═════ Records to process ═════

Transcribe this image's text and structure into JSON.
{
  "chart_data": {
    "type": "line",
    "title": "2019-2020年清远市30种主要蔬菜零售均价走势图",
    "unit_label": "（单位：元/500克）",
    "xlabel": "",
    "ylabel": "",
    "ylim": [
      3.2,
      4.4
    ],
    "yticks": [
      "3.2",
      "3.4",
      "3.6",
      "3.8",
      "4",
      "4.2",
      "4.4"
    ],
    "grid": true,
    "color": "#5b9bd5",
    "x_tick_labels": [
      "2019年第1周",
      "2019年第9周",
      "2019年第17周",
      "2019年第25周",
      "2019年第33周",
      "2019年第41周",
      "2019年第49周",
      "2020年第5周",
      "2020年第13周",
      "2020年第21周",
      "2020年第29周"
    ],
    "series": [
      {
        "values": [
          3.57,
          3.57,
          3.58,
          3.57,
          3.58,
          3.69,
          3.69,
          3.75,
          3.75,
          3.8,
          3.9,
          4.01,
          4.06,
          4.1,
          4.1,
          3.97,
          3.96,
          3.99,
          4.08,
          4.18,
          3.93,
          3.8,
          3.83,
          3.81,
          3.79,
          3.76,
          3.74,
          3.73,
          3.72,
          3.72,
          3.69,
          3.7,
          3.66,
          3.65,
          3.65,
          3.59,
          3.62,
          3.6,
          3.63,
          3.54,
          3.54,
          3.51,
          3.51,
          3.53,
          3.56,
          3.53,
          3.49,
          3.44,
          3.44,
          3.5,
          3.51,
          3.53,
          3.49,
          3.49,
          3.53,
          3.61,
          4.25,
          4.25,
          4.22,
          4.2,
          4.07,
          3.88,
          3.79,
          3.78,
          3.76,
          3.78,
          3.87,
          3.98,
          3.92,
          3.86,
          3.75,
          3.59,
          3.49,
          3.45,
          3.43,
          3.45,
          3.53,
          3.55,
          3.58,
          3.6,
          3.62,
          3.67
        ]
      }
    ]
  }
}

═════

Every record above should be copied exactly.

Transcribe this image's text and structure into JSON.
{
  "chart_data": {
    "type": "line",
    "title": "2019-2020年清远市30种主要蔬菜零售均价走势图",
    "unit_label": "（单位：元/500克）",
    "xlabel": "",
    "ylabel": "",
    "ylim": [
      3.2,
      4.4
    ],
    "yticks": [
      "3.2",
      "3.4",
      "3.6",
      "3.8",
      "4",
      "4.2",
      "4.4"
    ],
    "grid": true,
    "color": "#5b9bd5",
    "x_tick_labels": [
      "2019年第1周",
      "2019年第9周",
      "2019年第17周",
      "2019年第25周",
      "2019年第33周",
      "2019年第41周",
      "2019年第49周",
      "2020年第5周",
      "2020年第13周",
      "2020年第21周",
      "2020年第29周"
    ],
    "series": [
      {
        "values": [
          3.57,
          3.57,
          3.58,
          3.57,
          3.58,
          3.69,
          3.69,
          3.75,
          3.75,
          3.8,
          3.9,
          4.01,
          4.06,
          4.1,
          4.1,
          3.97,
          3.96,
          3.99,
          4.08,
          4.18,
          3.93,
          3.8,
          3.83,
          3.81,
          3.79,
          3.76,
          3.74,
          3.73,
          3.72,
          3.72,
          3.69,
          3.7,
          3.66,
          3.65,
          3.65,
          3.59,
          3.62,
          3.6,
          3.63,
          3.54,
          3.54,
          3.51,
          3.51,
          3.53,
          3.56,
          3.53,
          3.49,
          3.44,
          3.44,
          3.5,
          3.51,
          3.53,
          3.49,
          3.49,
          3.53,
          3.61,
          4.25,
          4.25,
          4.22,
          4.2,
          4.07,
          3.88,
          3.79,
          3.78,
          3.76,
          3.78,
          3.87,
          3.98,
          3.92,
          3.86,
          3.75,
          3.59,
          3.49,
          3.45,
          3.43,
          3.45,
          3.53,
          3.55,
          3.58,
          3.6,
          3.62,
          3.67
        ]
      }
    ]
  }
}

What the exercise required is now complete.